## WHAT NEEDS TO BE DONE:
Quote the listing below in its entirety.

====== THE RECORDS ======

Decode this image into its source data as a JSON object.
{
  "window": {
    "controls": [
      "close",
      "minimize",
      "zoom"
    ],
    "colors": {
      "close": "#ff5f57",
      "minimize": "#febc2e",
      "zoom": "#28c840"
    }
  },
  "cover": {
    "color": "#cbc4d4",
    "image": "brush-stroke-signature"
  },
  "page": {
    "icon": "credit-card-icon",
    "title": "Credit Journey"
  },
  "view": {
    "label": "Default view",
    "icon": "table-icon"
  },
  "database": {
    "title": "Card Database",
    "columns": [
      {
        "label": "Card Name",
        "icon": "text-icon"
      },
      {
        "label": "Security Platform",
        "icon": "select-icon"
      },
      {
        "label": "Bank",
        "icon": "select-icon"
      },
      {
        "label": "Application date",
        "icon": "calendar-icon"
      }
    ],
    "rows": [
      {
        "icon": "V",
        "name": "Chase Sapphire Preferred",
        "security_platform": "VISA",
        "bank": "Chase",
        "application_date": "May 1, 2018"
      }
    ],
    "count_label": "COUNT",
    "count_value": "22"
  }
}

======

## OUTPUT OF THE TASK:
Decode this image into its source data as a JSON object.
{
  "window": {
    "controls": [
      "close",
      "minimize",
      "zoom"
    ],
    "colors": {
      "close": "#ff5f57",
      "minimize": "#febc2e",
      "zoom": "#28c840"
    }
  },
  "cover": {
    "color": "#cbc4d4",
    "image": "brush-stroke-signature"
  },
  "page": {
    "icon": "credit-card-icon",
    "title": "Credit Journey"
  },
  "view": {
    "label": "Default view",
    "icon": "table-icon"
  },
  "database": {
    "title": "Card Database",
    "columns": [
      {
        "label": "Card Name",
        "icon": "text-icon"
      },
      {
        "label": "Security Platform",
        "icon": "select-icon"
      },
      {
        "label": "Bank",
        "icon": "select-icon"
      },
      {
        "label": "Application date",
        "icon": "calendar-icon"
      }
    ],
    "rows": [
      {
        "icon": "V",
        "name": "Chase Sapphire Preferred",
        "security_platform": "VISA",
        "bank": "Chase",
        "application_date": "May 1, 2018"
      }
    ],
    "count_label": "COUNT",
    "count_value": "22"
  }
}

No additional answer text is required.